* _Text passage_

4. The State party contested the admissibility of the communication through notes verbales dated 29 August and 30 December 2008. It pointed out that the issue of the validity of the ballot paper had been dealt with by electoral management bodies and the relevant courts. The final decision should in no way be branded as arbitrary, unreasonable, inadmissible or not in line with the objectives of the Covenant. It also requires an appreciation of the facts and an interpretation of electoral law that must be beyond reproach. The State party therefore considers that the communication must be considered inadmissible since it fails to address any issue relating to strict compliance with the Covenant and constitutes a use of the Covenant that amounts to clear abuse of its purpose according to the provisions of article 3 of the Optional Protocol. The State party also contends that the communication manifestly lacks substantiation and requests the Committee, failing inadmissibility, to consider that there has been no violation of the Covenant.

Authors’ comments on the State party’s observations

5. In their comments of 5 March 2009, the authors reiterate their initial complaints and the fact that the Constitutional Court acted arbitrarily by not following case law on ballot papers with marks or signs. They allege that the Court’s ruling is contradictory, since, on the one hand, it states that it is strictly a matter of electoral legality, which it is not competent to review, and, on the other hand, it annuls decisions made by electoral bodies and the Superior Court of Justice.

Committee’s decision on admissibility

6.1 Before considering any claim contained in a communication, the Human Rights Committee must decide, in accordance with rule 93 of its rules of procedure, whether or not the communication is admissible under the Optional Protocol to the Covenant.

6.2 As required under article 5, paragraph 2 (a), of the Optional Protocol, the Committee has ascertained that the same matter is not being examined under another procedure of international investigation or settlement.

6.3 The authors contend that the Constitutional Court’s ruling declaring that the controversial ballot paper was void violated their rights to equality before the courts, to an effective remedy and to be elected, as provided for respectively in article 14, paragraph 1; article 2, paragraph 3; and article 25 (b) and (c) of the Covenant. The Committee observes that these complaints refer to a review of the facts and evidence by the courts of the State party. The Committee recalls its jurisprudence in this respect and reiterates that, generally speaking, it is for the relevant domestic courts to review or evaluate facts and evidence, unless their evaluation is manifestly arbitrary or amounts to a denial of justice.4 After examining the decisions handed down by the domestic courts, the Committee considers that the authors have not shown sufficient grounds to support their argument that there was such arbitrariness or denial of justice, and it therefore concludes that the communication must be declared inadmissible pursuant to article 2 of the Optional Protocol.

* _Data excerpts_
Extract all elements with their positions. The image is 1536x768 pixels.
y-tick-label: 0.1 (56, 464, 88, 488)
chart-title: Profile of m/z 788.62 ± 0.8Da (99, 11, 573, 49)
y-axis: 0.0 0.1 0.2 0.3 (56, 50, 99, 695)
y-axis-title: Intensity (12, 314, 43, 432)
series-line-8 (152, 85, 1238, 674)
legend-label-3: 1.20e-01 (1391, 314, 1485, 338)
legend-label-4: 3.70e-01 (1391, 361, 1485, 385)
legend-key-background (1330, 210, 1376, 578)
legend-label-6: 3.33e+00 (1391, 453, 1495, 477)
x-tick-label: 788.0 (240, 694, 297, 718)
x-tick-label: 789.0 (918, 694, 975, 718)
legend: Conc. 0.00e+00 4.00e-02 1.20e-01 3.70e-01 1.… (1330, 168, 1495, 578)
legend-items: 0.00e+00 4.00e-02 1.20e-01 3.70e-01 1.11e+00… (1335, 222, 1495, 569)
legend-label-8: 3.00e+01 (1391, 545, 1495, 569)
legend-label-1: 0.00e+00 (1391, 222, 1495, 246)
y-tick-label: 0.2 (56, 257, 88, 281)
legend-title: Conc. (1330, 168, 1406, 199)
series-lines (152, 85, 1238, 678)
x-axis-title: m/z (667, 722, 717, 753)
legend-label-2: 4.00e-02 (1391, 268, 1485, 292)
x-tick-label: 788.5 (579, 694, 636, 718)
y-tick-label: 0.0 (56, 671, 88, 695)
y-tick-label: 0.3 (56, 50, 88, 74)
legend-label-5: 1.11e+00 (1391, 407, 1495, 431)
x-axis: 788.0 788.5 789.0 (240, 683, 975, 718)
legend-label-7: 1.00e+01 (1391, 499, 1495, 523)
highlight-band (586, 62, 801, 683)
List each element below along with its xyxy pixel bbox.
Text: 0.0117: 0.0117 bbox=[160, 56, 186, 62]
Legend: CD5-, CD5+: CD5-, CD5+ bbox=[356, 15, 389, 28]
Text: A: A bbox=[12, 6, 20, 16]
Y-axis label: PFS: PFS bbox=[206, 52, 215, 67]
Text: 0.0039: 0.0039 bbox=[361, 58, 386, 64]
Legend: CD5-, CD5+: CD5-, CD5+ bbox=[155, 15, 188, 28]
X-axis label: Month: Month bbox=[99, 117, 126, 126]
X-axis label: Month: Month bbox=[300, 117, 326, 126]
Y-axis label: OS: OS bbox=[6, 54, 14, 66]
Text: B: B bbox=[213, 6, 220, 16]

* _Problem to work on_
Transcribe everything from "Authors’ comments on" down to "Court of Justice." in the passage on the communication's admissibility. The listing has nothing to do with the text and stands apart from it.

* _Answer to the exercise_
Authors’ comments on the State party’s observations

5. In their comments of 5 March 2009, the authors reiterate their initial complaints and the fact that the Constitutional Court acted arbitrarily by not following case law on ballot papers with marks or signs. They allege that the Court’s ruling is contradictory, since, on the one hand, it states that it is strictly a matter of electoral legality, which it is not competent to review, and, on the other hand, it annuls decisions made by electoral bodies and the Superior Court of Justice.